Layout region records
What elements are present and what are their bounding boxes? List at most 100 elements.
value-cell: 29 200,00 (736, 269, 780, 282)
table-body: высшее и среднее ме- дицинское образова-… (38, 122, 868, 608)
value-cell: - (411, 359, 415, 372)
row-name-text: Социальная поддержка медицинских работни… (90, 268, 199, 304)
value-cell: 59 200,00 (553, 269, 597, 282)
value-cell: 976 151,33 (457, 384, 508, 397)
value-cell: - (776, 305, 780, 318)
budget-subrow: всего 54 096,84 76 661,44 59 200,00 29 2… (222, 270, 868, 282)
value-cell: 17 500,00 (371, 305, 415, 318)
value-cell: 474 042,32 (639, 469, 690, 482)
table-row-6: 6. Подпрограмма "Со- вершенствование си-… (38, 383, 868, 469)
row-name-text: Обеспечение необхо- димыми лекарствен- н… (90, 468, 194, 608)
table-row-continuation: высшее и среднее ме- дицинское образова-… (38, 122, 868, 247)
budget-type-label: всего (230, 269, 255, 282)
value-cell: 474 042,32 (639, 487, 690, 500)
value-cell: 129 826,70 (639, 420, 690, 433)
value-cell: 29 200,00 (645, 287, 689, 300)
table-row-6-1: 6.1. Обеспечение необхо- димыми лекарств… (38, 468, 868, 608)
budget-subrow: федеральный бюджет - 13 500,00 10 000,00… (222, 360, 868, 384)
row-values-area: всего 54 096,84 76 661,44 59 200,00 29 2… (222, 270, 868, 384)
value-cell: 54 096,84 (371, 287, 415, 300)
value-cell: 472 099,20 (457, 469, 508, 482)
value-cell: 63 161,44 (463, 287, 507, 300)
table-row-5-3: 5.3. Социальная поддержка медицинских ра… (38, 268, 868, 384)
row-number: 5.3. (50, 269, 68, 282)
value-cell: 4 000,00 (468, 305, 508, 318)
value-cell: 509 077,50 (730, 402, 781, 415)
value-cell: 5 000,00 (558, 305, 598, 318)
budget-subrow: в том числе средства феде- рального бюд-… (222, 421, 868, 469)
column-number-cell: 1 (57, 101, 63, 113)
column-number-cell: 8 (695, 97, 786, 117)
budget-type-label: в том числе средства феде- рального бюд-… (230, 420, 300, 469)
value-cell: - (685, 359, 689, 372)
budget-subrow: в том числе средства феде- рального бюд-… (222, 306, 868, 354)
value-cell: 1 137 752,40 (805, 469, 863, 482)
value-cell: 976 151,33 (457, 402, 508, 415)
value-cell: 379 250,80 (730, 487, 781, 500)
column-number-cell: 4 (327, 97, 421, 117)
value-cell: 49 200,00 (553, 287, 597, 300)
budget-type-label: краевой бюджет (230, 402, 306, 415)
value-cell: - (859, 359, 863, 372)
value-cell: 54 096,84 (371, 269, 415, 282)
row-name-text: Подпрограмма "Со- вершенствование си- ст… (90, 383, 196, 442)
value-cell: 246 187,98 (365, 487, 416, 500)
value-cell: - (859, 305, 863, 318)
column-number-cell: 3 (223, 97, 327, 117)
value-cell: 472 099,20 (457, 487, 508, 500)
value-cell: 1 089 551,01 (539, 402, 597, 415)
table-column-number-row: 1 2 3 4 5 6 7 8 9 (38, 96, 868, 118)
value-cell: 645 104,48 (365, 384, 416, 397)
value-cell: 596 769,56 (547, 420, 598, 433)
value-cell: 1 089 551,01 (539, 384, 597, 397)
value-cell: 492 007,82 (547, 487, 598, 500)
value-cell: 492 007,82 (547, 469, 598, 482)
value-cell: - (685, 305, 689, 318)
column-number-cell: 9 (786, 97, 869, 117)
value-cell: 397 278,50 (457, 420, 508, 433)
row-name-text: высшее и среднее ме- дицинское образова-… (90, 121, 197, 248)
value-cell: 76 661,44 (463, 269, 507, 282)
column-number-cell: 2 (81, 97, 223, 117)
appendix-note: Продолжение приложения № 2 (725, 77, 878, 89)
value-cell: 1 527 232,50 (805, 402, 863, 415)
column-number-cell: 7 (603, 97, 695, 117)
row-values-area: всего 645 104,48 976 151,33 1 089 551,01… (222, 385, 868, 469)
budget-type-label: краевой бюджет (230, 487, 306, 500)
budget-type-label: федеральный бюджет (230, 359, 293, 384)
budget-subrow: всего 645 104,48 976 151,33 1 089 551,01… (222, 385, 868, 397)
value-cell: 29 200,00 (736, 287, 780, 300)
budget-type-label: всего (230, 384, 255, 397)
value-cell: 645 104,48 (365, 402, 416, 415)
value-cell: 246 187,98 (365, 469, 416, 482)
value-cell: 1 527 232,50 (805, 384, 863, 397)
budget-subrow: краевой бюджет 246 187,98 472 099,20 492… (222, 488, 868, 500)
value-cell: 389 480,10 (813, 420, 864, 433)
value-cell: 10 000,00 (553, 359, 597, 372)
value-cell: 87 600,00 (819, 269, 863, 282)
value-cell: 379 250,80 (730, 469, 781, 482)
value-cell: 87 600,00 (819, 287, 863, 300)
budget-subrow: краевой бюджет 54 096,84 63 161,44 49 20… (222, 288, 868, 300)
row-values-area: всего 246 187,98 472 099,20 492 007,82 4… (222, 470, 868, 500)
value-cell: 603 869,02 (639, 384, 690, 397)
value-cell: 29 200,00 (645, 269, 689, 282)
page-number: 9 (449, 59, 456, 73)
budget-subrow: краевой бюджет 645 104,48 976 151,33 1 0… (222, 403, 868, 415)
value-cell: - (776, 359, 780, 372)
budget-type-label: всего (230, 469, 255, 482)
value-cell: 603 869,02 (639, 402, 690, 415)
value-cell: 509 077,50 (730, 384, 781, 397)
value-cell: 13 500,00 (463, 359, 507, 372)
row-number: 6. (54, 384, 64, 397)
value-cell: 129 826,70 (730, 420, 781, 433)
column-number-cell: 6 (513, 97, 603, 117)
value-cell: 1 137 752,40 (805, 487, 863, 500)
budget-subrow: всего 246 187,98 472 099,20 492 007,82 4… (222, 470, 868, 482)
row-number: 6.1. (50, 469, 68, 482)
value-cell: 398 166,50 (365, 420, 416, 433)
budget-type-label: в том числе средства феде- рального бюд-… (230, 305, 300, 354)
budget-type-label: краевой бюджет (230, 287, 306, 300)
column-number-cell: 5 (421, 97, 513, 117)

▶ **WHAT THE TASK REQUIRES**
Please reproduce all of the data above word for word, with nothing changed or left out.

▶ **THE RESPONSE**
What elements are present and what are their bounding boxes? List at most 100 elements.
value-cell: 29 200,00 (736, 269, 780, 282)
table-body: высшее и среднее ме- дицинское образова-… (38, 122, 868, 608)
value-cell: - (411, 359, 415, 372)
row-name-text: Социальная поддержка медицинских работни… (90, 268, 199, 304)
value-cell: 59 200,00 (553, 269, 597, 282)
value-cell: 976 151,33 (457, 384, 508, 397)
value-cell: - (776, 305, 780, 318)
budget-subrow: всего 54 096,84 76 661,44 59 200,00 29 2… (222, 270, 868, 282)
value-cell: 17 500,00 (371, 305, 415, 318)
value-cell: 474 042,32 (639, 469, 690, 482)
table-row-6: 6. Подпрограмма "Со- вершенствование си-… (38, 383, 868, 469)
row-name-text: Обеспечение необхо- димыми лекарствен- н… (90, 468, 194, 608)
table-row-continuation: высшее и среднее ме- дицинское образова-… (38, 122, 868, 247)
budget-type-label: всего (230, 269, 255, 282)
value-cell: 474 042,32 (639, 487, 690, 500)
value-cell: 129 826,70 (639, 420, 690, 433)
value-cell: 29 200,00 (645, 287, 689, 300)
table-row-6-1: 6.1. Обеспечение необхо- димыми лекарств… (38, 468, 868, 608)
budget-subrow: федеральный бюджет - 13 500,00 10 000,00… (222, 360, 868, 384)
row-values-area: всего 54 096,84 76 661,44 59 200,00 29 2… (222, 270, 868, 384)
value-cell: 54 096,84 (371, 287, 415, 300)
value-cell: 472 099,20 (457, 469, 508, 482)
value-cell: 63 161,44 (463, 287, 507, 300)
table-row-5-3: 5.3. Социальная поддержка медицинских ра… (38, 268, 868, 384)
row-number: 5.3. (50, 269, 68, 282)
value-cell: 4 000,00 (468, 305, 508, 318)
value-cell: 509 077,50 (730, 402, 781, 415)
value-cell: 5 000,00 (558, 305, 598, 318)
budget-subrow: в том числе средства феде- рального бюд-… (222, 421, 868, 469)
column-number-cell: 1 (57, 101, 63, 113)
column-number-cell: 8 (695, 97, 786, 117)
budget-type-label: в том числе средства феде- рального бюд-… (230, 420, 300, 469)
value-cell: - (685, 359, 689, 372)
budget-subrow: в том числе средства феде- рального бюд-… (222, 306, 868, 354)
value-cell: 1 137 752,40 (805, 469, 863, 482)
value-cell: 976 151,33 (457, 402, 508, 415)
value-cell: 379 250,80 (730, 487, 781, 500)
column-number-cell: 4 (327, 97, 421, 117)
value-cell: 49 200,00 (553, 287, 597, 300)
budget-type-label: краевой бюджет (230, 402, 306, 415)
value-cell: - (859, 359, 863, 372)
value-cell: 54 096,84 (371, 269, 415, 282)
row-name-text: Подпрограмма "Со- вершенствование си- ст… (90, 383, 196, 442)
value-cell: 246 187,98 (365, 487, 416, 500)
value-cell: - (859, 305, 863, 318)
column-number-cell: 3 (223, 97, 327, 117)
value-cell: 472 099,20 (457, 487, 508, 500)
value-cell: 1 089 551,01 (539, 402, 597, 415)
table-column-number-row: 1 2 3 4 5 6 7 8 9 (38, 96, 868, 118)
value-cell: 645 104,48 (365, 384, 416, 397)
value-cell: 596 769,56 (547, 420, 598, 433)
value-cell: 1 089 551,01 (539, 384, 597, 397)
value-cell: 492 007,82 (547, 487, 598, 500)
value-cell: 492 007,82 (547, 469, 598, 482)
value-cell: - (685, 305, 689, 318)
column-number-cell: 9 (786, 97, 869, 117)
value-cell: 397 278,50 (457, 420, 508, 433)
row-name-text: высшее и среднее ме- дицинское образова-… (90, 121, 197, 248)
value-cell: 76 661,44 (463, 269, 507, 282)
column-number-cell: 2 (81, 97, 223, 117)
appendix-note: Продолжение приложения № 2 (725, 77, 878, 89)
value-cell: 1 527 232,50 (805, 402, 863, 415)
column-number-cell: 7 (603, 97, 695, 117)
row-values-area: всего 645 104,48 976 151,33 1 089 551,01… (222, 385, 868, 469)
budget-type-label: краевой бюджет (230, 487, 306, 500)
budget-type-label: федеральный бюджет (230, 359, 293, 384)
budget-subrow: всего 645 104,48 976 151,33 1 089 551,01… (222, 385, 868, 397)
value-cell: 29 200,00 (736, 287, 780, 300)
budget-type-label: всего (230, 384, 255, 397)
value-cell: 645 104,48 (365, 402, 416, 415)
value-cell: 246 187,98 (365, 469, 416, 482)
value-cell: 1 527 232,50 (805, 384, 863, 397)
budget-subrow: краевой бюджет 246 187,98 472 099,20 492… (222, 488, 868, 500)
value-cell: 389 480,10 (813, 420, 864, 433)
value-cell: 10 000,00 (553, 359, 597, 372)
value-cell: 87 600,00 (819, 269, 863, 282)
value-cell: 379 250,80 (730, 469, 781, 482)
value-cell: 87 600,00 (819, 287, 863, 300)
budget-subrow: краевой бюджет 54 096,84 63 161,44 49 20… (222, 288, 868, 300)
row-values-area: всего 246 187,98 472 099,20 492 007,82 4… (222, 470, 868, 500)
value-cell: 603 869,02 (639, 384, 690, 397)
value-cell: 29 200,00 (645, 269, 689, 282)
page-number: 9 (449, 59, 456, 73)
budget-subrow: краевой бюджет 645 104,48 976 151,33 1 0… (222, 403, 868, 415)
value-cell: - (776, 359, 780, 372)
budget-type-label: всего (230, 469, 255, 482)
value-cell: 603 869,02 (639, 402, 690, 415)
value-cell: 509 077,50 (730, 384, 781, 397)
value-cell: 13 500,00 (463, 359, 507, 372)
row-number: 6. (54, 384, 64, 397)
value-cell: 129 826,70 (730, 420, 781, 433)
column-number-cell: 6 (513, 97, 603, 117)
value-cell: 1 137 752,40 (805, 487, 863, 500)
budget-subrow: всего 246 187,98 472 099,20 492 007,82 4… (222, 470, 868, 482)
row-number: 6.1. (50, 469, 68, 482)
value-cell: 398 166,50 (365, 420, 416, 433)
budget-type-label: в том числе средства феде- рального бюд-… (230, 305, 300, 354)
budget-type-label: краевой бюджет (230, 287, 306, 300)
column-number-cell: 5 (421, 97, 513, 117)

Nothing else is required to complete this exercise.